* _EXERCISE INPUT_:
========================================================================
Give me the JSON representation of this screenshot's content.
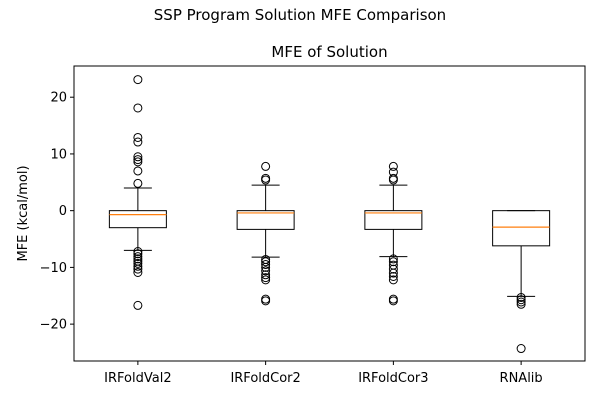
{
  "suptitle": "SSP Program Solution MFE Comparison",
  "chart_data": {
    "type": "boxplot",
    "title": "MFE of Solution",
    "xlabel": "",
    "ylabel": "MFE (kcal/mol)",
    "ylim": [
      -26.5,
      25.5
    ],
    "yticks": [
      -20,
      -10,
      0,
      10,
      20
    ],
    "ytick_labels": [
      "−20",
      "−10",
      "0",
      "10",
      "20"
    ],
    "grid": false,
    "legend": "none",
    "colors": {
      "box": "#000000",
      "median": "#ff7f0e",
      "flier": "#000000"
    },
    "categories": [
      "IRFoldVal2",
      "IRFoldCor2",
      "IRFoldCor3",
      "RNAlib"
    ],
    "boxes": [
      {
        "label": "IRFoldVal2",
        "whisker_low": -7.0,
        "q1": -3.0,
        "median": -0.7,
        "q3": 0.0,
        "whisker_high": 4.0,
        "fliers": [
          23.1,
          18.1,
          12.9,
          12.1,
          9.5,
          9.0,
          8.6,
          7.0,
          4.8,
          -7.2,
          -7.6,
          -8.1,
          -8.5,
          -8.9,
          -9.3,
          -9.8,
          -10.3,
          -10.9,
          -16.7
        ]
      },
      {
        "label": "IRFoldCor2",
        "whisker_low": -8.2,
        "q1": -3.3,
        "median": -0.4,
        "q3": 0.0,
        "whisker_high": 4.5,
        "fliers": [
          7.8,
          5.7,
          5.4,
          -8.6,
          -9.0,
          -9.5,
          -10.0,
          -10.6,
          -11.3,
          -11.8,
          -12.2,
          -15.6,
          -15.9
        ]
      },
      {
        "label": "IRFoldCor3",
        "whisker_low": -8.1,
        "q1": -3.3,
        "median": -0.4,
        "q3": 0.0,
        "whisker_high": 4.5,
        "fliers": [
          7.8,
          6.8,
          5.7,
          5.4,
          -8.5,
          -9.0,
          -9.6,
          -10.3,
          -11.0,
          -11.6,
          -12.2,
          -15.6,
          -15.9
        ]
      },
      {
        "label": "RNAlib",
        "whisker_low": -15.1,
        "q1": -6.2,
        "median": -2.9,
        "q3": 0.0,
        "whisker_high": 0.0,
        "fliers": [
          -15.3,
          -15.7,
          -16.1,
          -16.5,
          -24.3
        ]
      }
    ]
  }
}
========================================================================
* _INSTRUCTIONS FOR THE TASK_: Output the entries above exactly. Drop the pictures.

* _RESPONSE FOR THIS EXERCISE_:
Give me the JSON representation of this screenshot's content.
{
  "suptitle": "SSP Program Solution MFE Comparison",
  "chart_data": {
    "type": "boxplot",
    "title": "MFE of Solution",
    "xlabel": "",
    "ylabel": "MFE (kcal/mol)",
    "ylim": [
      -26.5,
      25.5
    ],
    "yticks": [
      -20,
      -10,
      0,
      10,
      20
    ],
    "ytick_labels": [
      "−20",
      "−10",
      "0",
      "10",
      "20"
    ],
    "grid": false,
    "legend": "none",
    "colors": {
      "box": "#000000",
      "median": "#ff7f0e",
      "flier": "#000000"
    },
    "categories": [
      "IRFoldVal2",
      "IRFoldCor2",
      "IRFoldCor3",
      "RNAlib"
    ],
    "boxes": [
      {
        "label": "IRFoldVal2",
        "whisker_low": -7.0,
        "q1": -3.0,
        "median": -0.7,
        "q3": 0.0,
        "whisker_high": 4.0,
        "fliers": [
          23.1,
          18.1,
          12.9,
          12.1,
          9.5,
          9.0,
          8.6,
          7.0,
          4.8,
          -7.2,
          -7.6,
          -8.1,
          -8.5,
          -8.9,
          -9.3,
          -9.8,
          -10.3,
          -10.9,
          -16.7
        ]
      },
      {
        "label": "IRFoldCor2",
        "whisker_low": -8.2,
        "q1": -3.3,
        "median": -0.4,
        "q3": 0.0,
        "whisker_high": 4.5,
        "fliers": [
          7.8,
          5.7,
          5.4,
          -8.6,
          -9.0,
          -9.5,
          -10.0,
          -10.6,
          -11.3,
          -11.8,
          -12.2,
          -15.6,
          -15.9
        ]
      },
      {
        "label": "IRFoldCor3",
        "whisker_low": -8.1,
        "q1": -3.3,
        "median": -0.4,
        "q3": 0.0,
        "whisker_high": 4.5,
        "fliers": [
          7.8,
          6.8,
          5.7,
          5.4,
          -8.5,
          -9.0,
          -9.6,
          -10.3,
          -11.0,
          -11.6,
          -12.2,
          -15.6,
          -15.9
        ]
      },
      {
        "label": "RNAlib",
        "whisker_low": -15.1,
        "q1": -6.2,
        "median": -2.9,
        "q3": 0.0,
        "whisker_high": 0.0,
        "fliers": [
          -15.3,
          -15.7,
          -16.1,
          -16.5,
          -24.3
        ]
      }
    ]
  }
}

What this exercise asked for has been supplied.